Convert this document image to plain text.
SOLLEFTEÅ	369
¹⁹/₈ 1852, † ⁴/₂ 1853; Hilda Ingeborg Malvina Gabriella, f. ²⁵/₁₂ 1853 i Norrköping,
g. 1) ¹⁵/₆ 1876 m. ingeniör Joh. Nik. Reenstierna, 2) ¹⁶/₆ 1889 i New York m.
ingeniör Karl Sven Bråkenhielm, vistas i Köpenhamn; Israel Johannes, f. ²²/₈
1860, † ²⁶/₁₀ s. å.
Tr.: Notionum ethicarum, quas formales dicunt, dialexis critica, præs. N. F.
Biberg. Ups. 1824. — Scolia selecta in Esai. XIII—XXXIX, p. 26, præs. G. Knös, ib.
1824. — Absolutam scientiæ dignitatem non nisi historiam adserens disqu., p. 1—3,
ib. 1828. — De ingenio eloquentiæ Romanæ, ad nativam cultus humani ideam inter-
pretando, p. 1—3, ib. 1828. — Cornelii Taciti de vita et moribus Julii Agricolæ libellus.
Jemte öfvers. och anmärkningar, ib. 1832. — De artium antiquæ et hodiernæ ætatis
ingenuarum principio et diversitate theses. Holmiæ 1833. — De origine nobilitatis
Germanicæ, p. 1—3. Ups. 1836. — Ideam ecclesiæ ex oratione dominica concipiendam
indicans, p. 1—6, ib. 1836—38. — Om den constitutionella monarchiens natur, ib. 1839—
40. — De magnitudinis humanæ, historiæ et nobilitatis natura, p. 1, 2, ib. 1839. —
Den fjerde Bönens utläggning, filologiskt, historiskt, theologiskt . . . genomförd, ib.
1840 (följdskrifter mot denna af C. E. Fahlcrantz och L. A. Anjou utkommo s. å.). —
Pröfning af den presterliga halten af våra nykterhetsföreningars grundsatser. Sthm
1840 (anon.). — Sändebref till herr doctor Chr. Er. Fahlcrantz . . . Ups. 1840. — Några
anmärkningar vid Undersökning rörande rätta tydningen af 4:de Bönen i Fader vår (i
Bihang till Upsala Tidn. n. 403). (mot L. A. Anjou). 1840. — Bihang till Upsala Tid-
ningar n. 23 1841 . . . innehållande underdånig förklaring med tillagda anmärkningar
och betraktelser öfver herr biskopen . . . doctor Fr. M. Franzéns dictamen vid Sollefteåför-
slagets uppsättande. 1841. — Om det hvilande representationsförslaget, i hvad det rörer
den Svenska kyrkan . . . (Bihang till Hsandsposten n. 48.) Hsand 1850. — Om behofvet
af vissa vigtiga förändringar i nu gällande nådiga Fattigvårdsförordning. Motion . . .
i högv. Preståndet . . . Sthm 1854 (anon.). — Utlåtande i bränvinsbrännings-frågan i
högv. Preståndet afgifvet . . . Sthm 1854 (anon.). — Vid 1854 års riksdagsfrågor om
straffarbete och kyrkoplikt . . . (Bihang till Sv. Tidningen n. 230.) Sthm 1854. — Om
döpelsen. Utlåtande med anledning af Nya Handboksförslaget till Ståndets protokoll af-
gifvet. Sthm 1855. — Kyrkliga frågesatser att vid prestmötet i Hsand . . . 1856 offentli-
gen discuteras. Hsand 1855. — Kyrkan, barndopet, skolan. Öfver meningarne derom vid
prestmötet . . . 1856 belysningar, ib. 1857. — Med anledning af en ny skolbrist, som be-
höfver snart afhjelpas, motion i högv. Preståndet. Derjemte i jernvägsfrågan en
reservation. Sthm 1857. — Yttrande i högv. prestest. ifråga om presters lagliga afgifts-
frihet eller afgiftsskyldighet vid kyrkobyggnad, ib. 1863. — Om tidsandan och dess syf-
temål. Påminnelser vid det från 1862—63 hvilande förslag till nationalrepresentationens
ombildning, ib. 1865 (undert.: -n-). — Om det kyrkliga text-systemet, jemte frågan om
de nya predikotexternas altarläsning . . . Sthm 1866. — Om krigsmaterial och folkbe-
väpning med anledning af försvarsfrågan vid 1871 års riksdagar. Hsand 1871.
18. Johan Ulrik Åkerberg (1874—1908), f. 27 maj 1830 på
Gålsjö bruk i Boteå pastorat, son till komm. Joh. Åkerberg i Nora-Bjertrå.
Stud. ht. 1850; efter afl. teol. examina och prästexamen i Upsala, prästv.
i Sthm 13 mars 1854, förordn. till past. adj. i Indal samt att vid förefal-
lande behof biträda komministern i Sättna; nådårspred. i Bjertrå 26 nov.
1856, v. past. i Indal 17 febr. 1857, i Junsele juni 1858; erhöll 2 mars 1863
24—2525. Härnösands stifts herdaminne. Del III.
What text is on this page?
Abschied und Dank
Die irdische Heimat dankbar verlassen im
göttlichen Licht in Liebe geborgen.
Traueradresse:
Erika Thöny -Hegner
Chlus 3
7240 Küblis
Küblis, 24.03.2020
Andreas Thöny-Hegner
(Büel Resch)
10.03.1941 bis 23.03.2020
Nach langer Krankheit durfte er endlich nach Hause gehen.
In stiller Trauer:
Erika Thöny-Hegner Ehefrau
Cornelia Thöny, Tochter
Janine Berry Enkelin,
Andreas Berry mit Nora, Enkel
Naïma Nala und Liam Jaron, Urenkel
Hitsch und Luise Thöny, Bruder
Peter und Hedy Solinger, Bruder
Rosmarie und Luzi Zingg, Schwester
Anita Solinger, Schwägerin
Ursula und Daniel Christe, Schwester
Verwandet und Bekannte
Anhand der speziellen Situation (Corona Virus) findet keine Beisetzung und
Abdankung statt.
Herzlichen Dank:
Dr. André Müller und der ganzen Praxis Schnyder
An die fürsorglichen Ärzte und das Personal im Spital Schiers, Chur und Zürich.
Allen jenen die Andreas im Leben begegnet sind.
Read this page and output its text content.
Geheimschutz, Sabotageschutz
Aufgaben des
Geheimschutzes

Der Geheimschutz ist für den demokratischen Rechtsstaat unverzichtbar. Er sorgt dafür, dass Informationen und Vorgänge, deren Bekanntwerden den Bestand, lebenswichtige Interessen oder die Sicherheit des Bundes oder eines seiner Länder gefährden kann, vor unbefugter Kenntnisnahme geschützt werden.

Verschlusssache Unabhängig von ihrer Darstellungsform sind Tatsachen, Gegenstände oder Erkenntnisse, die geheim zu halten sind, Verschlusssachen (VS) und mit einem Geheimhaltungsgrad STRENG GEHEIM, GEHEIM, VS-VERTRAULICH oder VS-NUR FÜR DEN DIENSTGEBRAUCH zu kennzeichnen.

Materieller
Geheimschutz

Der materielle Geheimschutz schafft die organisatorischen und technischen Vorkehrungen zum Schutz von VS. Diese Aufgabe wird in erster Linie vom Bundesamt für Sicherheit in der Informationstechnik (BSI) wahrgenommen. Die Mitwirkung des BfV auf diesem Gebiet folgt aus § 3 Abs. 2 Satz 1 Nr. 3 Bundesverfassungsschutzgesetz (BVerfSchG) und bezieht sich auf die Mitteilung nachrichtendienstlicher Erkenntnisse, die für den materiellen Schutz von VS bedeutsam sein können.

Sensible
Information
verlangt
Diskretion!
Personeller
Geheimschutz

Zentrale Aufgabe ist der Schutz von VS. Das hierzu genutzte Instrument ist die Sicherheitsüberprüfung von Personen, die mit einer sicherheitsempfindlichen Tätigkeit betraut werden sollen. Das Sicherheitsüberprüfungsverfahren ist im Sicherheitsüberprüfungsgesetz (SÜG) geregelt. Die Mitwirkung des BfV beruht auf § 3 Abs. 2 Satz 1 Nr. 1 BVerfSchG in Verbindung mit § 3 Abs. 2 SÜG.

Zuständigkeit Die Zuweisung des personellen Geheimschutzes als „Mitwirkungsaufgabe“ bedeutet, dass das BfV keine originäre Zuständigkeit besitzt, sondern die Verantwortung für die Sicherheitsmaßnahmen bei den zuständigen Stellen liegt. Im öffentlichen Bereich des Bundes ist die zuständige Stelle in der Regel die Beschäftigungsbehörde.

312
-----
Pick from the records each line that contains the word "præs" and show it.

→ RESPONSE
Tr.: Notionum ethicarum, quas formales dicunt, dialexis critica, præs. N. F.
Biberg. Ups. 1824. — Scolia selecta in Esai. XIII—XXXIX, p. 26, præs. G. Knös, ib.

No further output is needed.